■ STATED PROBLEM: What is the number of lines in the entries below that include the word "Season"? Provide the number only.

■ INFORMATION PROVIDED:
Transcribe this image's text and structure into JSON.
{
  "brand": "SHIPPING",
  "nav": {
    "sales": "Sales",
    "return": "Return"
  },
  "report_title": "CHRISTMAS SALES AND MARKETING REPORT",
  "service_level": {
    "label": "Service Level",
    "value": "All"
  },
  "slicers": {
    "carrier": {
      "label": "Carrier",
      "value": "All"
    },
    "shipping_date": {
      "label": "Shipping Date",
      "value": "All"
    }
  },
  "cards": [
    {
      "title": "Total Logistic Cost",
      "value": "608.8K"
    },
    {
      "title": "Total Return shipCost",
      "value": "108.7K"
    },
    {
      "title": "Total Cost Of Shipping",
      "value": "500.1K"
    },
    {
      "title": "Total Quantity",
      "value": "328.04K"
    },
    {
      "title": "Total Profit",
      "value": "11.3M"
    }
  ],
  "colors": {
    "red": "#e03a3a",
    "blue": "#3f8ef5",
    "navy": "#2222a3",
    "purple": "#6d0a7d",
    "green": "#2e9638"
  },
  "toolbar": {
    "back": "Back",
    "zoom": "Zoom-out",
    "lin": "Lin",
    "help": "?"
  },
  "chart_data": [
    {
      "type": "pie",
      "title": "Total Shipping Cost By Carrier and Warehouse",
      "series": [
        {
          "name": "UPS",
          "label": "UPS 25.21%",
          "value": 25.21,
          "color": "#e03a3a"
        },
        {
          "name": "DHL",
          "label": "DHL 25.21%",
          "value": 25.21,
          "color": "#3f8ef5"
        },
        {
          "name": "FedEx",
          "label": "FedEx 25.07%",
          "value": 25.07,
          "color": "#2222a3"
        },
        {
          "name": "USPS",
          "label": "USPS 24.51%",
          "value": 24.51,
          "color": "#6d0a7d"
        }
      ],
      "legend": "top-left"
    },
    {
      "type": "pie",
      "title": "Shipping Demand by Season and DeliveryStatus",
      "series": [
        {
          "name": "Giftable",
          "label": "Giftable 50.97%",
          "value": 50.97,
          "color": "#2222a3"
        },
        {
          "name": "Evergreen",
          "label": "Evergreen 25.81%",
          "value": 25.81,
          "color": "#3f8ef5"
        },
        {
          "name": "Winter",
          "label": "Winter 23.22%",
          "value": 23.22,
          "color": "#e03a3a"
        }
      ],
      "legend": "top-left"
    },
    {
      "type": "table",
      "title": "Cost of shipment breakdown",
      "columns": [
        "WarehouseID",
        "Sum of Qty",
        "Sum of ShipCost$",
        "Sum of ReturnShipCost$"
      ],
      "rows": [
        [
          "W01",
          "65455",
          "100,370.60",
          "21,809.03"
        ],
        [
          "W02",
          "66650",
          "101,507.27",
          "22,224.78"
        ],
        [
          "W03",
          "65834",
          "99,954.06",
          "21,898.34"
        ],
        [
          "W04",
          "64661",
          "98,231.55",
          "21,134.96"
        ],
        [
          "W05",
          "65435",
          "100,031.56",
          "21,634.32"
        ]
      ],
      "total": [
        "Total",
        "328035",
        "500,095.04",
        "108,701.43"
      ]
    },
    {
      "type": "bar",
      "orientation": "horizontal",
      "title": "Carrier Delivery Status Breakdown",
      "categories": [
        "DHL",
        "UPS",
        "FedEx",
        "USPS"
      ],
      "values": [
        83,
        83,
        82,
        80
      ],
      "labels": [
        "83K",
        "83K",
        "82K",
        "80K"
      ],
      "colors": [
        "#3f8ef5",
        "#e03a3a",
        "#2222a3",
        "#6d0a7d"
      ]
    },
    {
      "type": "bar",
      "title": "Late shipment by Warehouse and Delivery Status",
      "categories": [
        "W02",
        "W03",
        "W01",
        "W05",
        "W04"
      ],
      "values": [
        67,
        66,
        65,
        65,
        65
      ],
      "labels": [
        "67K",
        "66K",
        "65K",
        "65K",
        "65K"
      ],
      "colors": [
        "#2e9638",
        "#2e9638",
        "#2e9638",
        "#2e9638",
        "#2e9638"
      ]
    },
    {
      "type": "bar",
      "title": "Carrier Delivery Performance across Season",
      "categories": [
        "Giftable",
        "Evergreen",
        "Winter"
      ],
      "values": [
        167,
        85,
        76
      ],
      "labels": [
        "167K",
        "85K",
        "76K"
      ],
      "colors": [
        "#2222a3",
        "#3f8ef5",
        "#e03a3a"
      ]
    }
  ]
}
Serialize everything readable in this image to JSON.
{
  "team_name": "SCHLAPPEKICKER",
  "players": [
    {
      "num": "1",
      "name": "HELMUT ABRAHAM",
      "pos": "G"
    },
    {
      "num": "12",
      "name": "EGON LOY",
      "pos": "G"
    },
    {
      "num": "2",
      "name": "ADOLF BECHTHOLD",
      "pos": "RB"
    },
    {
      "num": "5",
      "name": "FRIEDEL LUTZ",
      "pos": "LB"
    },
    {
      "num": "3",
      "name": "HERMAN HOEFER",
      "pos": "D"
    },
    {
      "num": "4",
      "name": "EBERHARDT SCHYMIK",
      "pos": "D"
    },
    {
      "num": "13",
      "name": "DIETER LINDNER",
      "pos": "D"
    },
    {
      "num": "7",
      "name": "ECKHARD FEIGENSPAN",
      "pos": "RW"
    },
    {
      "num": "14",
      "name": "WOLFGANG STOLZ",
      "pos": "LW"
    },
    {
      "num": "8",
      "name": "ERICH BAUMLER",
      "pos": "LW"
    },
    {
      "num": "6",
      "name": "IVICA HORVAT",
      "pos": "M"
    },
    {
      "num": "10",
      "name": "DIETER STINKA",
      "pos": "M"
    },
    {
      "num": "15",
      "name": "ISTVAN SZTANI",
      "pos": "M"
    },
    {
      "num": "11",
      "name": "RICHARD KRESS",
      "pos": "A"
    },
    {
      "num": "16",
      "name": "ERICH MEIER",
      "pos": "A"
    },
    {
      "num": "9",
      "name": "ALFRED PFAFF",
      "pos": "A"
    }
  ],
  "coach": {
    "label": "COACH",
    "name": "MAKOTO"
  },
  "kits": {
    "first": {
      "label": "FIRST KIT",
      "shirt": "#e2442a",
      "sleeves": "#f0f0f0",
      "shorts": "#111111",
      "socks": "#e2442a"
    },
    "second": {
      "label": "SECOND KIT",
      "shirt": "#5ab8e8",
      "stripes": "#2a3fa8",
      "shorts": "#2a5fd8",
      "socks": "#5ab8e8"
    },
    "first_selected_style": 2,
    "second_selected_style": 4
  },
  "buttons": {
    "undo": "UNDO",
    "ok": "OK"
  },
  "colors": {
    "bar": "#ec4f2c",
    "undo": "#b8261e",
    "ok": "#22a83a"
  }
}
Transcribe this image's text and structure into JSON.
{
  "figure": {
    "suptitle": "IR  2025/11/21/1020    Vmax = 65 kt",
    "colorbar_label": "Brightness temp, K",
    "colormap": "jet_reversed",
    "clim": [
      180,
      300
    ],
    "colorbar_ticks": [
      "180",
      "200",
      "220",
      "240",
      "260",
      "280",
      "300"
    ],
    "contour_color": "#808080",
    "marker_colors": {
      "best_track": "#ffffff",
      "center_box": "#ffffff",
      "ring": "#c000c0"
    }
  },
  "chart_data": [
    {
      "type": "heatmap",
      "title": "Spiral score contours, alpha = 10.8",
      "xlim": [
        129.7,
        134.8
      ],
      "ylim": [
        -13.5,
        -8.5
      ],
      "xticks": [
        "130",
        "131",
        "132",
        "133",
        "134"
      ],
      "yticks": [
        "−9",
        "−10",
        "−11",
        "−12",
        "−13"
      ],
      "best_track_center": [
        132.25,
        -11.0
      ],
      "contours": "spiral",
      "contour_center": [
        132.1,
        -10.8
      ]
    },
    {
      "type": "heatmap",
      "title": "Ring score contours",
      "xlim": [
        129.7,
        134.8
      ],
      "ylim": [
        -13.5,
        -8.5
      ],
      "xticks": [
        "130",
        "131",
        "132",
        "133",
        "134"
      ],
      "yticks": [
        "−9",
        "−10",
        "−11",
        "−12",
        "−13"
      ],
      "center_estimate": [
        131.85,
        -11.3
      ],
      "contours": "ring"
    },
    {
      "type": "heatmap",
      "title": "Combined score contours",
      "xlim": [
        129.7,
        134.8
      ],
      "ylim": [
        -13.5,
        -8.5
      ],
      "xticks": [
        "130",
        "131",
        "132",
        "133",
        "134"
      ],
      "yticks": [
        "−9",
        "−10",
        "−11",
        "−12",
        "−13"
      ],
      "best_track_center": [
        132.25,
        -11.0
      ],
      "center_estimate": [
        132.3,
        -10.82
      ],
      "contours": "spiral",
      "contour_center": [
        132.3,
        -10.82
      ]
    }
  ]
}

■ SOLUTION FOR THIS EXERCISE: 2